_Work instructions_:
Reproduce only the lines that run from the line with "Transcribe the text in this document." to the last line of the material, both ends included, exactly as they appear.

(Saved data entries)
★ ★ ★
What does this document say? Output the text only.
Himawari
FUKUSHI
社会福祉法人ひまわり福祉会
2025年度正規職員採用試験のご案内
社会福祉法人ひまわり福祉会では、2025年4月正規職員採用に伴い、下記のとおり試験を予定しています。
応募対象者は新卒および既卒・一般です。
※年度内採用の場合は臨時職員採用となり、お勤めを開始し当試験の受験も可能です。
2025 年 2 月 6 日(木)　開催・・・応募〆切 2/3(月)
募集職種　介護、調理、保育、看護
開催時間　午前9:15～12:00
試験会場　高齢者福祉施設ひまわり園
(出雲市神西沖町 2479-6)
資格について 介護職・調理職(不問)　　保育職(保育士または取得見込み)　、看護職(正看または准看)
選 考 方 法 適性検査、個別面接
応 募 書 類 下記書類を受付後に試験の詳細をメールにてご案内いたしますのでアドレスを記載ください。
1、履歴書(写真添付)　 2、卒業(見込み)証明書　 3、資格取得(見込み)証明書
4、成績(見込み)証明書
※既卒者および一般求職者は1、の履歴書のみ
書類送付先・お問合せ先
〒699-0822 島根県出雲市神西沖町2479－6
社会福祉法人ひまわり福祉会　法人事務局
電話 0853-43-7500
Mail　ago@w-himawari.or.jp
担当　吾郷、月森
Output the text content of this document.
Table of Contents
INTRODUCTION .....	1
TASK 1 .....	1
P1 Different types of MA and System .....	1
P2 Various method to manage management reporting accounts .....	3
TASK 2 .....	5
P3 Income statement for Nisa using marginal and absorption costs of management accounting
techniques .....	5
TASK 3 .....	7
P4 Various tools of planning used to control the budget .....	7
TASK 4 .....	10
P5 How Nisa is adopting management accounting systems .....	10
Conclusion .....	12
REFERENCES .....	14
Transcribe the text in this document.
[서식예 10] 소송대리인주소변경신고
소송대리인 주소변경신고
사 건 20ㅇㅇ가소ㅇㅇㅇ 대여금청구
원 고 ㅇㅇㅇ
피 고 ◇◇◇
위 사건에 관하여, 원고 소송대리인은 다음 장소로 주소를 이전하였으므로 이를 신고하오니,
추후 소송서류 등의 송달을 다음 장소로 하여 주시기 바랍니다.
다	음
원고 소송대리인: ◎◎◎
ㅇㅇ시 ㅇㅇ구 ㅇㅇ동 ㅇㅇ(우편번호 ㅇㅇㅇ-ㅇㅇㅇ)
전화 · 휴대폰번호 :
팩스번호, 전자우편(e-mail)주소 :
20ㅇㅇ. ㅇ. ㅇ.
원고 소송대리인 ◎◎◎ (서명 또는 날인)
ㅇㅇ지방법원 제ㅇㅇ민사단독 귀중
★ ★ ★
_Correct result_:
Transcribe the text in this document.
[서식예 10] 소송대리인주소변경신고
소송대리인 주소변경신고
사 건 20ㅇㅇ가소ㅇㅇㅇ 대여금청구
원 고 ㅇㅇㅇ
피 고 ◇◇◇
위 사건에 관하여, 원고 소송대리인은 다음 장소로 주소를 이전하였으므로 이를 신고하오니,
추후 소송서류 등의 송달을 다음 장소로 하여 주시기 바랍니다.
다	음
원고 소송대리인: ◎◎◎
ㅇㅇ시 ㅇㅇ구 ㅇㅇ동 ㅇㅇ(우편번호 ㅇㅇㅇ-ㅇㅇㅇ)
전화 · 휴대폰번호 :
팩스번호, 전자우편(e-mail)주소 :
20ㅇㅇ. ㅇ. ㅇ.
원고 소송대리인 ◎◎◎ (서명 또는 날인)
ㅇㅇ지방법원 제ㅇㅇ민사단독 귀중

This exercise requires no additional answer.